==== EXTRAIT DU TEXTE ====

Comme c'était prévisible, inévitable après la résistance et l'obstination françaises, des réactions internationales violentes ont éclaté, pour dénoncer dans certains pays, l'Egypte, le Pakistan, le Yemen, le Niger et la Turquie notamment, les offenses à l'islam et à l'image du Prophète, dont Charlie Hebdo a été le vecteur courageux et imprudent.

Beaucoup d'actes antimusulmans en France.

Ce qui me semble extraordinaire depuis la fusion républicaine du 11 janvier - qu'on y ait participé ou non - tient au débat effervescent qui rend hommage à une liberté d'expression idéale et, à la fois, ose se pencher sur les limites qui pourraient être assignées à celle-ci.

En aucun cas, il ne s'agit d'accepter que l'intimidation, l'intolérance et, pire, la terreur viennent imposer à notre démocratie ce qu'elle devrait penser, écrire et parler.

Pour les restrictions que la liberté d'expression, quand elle abuse, aura à subir, la loi suffit amplement, et l'interprétation qu'en font les magistrats. On a bien compris que les idéologies et les religions pouvaient, dans notre état de droit, être critiquées, tournées en dérision, souillées par des propos et des caricatures alors que les hommes et les femmes, dans leur individualité, avaient toute latitude pour engager des actions et assigner quand elles s'estimaient diffamées ou injuriées.

Cette distinction, aujourd'hui, mérite d'être questionnée.

Pour n'évoquer que Charlie Hebdo, je continue à soutenir que, si les assassins ont constitué leurs victimes comme des représentants emblématiques et universels de la liberté d'expression, reste que leur conception de cette dernière était ciblée et s'attachait souvent de manière obsessionnelle, acerbe et vulgaire, aux croyances essentiellement chrétiennes et musulmanes, moins aux juives, sans doute préservées à cause de l'Holocauste qui a gazé six millions de juifs et de la peur de se moquer d'une religion avec un passé aussi tragique.

Ces dessins et caricatures m'ont paru représenter plus souvent le féroce combat d'un athéisme revendiqué que le souci d'une liberté démocratique.

Je ne crois pas que cette problématique complexe pourra se résoudre, comme le croit ingénument le louvoyant et centriste - ce n'est pas un compliment - Jean-Pierre Raffarin (France 5), par le pluralisme : en gros, on achète Familles chrétiennes à la place de Charlie Hebdo.

Il faut aller plus loin.

Il est paradoxal que les croyances ou les incroyances - ce qui touche les tréfonds, l'intimité des êtres, le plus vif de leur sensibilité - soient le terreau naturel, quasiment honorable, de la dérision et de la dénonciation, alors que les idées - ce qui peut et doit être contredit - font étrangement l'objet d'une relative abstention. Autrement dit, on s'abandonne plus volontiers à ce qui fait mal qu'à ce qui concerne le débat républicain authentique.

==== DONNÉES FOURNIES ====

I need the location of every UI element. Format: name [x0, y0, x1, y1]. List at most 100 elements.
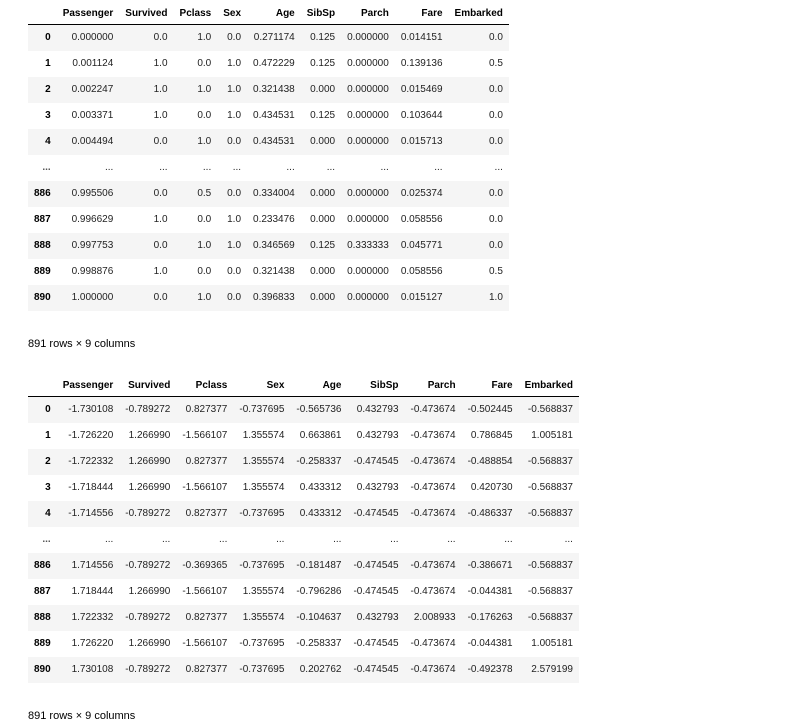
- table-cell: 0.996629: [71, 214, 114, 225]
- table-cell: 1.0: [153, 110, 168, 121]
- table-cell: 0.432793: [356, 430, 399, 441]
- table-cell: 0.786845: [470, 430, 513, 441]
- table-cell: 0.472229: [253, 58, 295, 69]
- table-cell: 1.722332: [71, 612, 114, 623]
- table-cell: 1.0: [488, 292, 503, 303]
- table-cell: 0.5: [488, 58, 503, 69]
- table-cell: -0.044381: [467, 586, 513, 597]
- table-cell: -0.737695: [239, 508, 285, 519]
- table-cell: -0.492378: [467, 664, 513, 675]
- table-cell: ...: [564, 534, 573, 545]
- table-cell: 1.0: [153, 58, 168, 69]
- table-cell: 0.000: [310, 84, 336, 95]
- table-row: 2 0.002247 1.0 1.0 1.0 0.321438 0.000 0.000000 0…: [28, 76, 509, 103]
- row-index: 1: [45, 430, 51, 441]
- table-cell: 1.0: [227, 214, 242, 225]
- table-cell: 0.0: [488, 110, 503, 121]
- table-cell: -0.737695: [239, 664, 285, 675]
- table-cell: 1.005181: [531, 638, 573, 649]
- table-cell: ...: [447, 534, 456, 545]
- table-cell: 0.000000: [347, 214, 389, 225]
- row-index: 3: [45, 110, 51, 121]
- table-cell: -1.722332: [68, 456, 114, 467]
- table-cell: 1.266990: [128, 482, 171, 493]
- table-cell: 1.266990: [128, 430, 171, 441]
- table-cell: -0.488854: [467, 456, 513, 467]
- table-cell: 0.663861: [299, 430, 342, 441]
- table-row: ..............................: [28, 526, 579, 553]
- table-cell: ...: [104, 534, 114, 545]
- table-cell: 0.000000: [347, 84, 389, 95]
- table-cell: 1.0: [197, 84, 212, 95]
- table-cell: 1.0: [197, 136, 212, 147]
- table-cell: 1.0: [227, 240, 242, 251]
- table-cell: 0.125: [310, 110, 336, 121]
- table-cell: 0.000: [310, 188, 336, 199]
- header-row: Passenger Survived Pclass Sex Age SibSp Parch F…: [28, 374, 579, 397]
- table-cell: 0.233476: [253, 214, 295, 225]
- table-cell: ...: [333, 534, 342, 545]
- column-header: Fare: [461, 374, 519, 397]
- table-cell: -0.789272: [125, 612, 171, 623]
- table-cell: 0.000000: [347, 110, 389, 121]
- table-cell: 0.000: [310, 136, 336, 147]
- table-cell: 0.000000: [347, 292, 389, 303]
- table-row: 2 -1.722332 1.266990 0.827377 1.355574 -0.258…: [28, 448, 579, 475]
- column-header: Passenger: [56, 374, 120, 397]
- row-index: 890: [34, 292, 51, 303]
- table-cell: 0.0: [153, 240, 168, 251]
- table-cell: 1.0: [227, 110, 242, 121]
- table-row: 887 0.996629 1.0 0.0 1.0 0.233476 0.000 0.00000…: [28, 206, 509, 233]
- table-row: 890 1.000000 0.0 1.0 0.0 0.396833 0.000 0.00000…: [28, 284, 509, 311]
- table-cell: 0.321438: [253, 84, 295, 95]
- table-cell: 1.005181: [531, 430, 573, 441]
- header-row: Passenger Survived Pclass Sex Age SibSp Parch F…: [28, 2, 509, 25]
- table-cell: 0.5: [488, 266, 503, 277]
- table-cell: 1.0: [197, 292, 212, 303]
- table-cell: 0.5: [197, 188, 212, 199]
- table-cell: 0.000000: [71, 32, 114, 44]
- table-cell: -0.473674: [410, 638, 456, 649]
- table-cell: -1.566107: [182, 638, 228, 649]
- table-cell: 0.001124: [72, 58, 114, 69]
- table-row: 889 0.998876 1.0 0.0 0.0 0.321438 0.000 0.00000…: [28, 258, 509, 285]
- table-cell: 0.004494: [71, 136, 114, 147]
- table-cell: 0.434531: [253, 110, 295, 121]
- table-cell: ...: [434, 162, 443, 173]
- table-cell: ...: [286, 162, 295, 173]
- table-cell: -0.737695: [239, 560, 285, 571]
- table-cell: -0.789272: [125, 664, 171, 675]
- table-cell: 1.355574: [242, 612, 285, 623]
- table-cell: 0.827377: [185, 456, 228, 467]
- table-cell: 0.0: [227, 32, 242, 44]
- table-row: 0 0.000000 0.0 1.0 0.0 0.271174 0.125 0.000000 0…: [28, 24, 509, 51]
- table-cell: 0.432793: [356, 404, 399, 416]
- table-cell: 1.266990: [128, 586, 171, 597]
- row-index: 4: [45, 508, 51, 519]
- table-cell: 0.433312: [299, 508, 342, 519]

====

**CONSIGNES**
**A)** Dans le texte sur Charlie Hebdo, relevez tous les pays cités comme lieux où ont éclaté des réactions internationales violentes.
**B)** Veuillez recopier les entrées, de la ligne avec «- table-cell: 0.996629: [71, 214, 114, 225]» jusqu'à la ligne avec «- table-cell: 0.5: [488, 58, 503, 69]» comprise, en remplaçant «table-cell» par «cellule». Le reste ne doit pas changer.

**CORRIGÉ COMPLET**
**A)** l'Egypte, le Pakistan, le Yemen, le Niger et la Turquie

**B)**
- cellule: 0.996629: [71, 214, 114, 225]
- cellule: 1.0: [153, 110, 168, 121]
- cellule: 0.432793: [356, 430, 399, 441]
- cellule: 0.786845: [470, 430, 513, 441]
- cellule: 0.472229: [253, 58, 295, 69]
- cellule: 1.722332: [71, 612, 114, 623]
- cellule: 1.0: [488, 292, 503, 303]
- cellule: 0.5: [488, 58, 503, 69]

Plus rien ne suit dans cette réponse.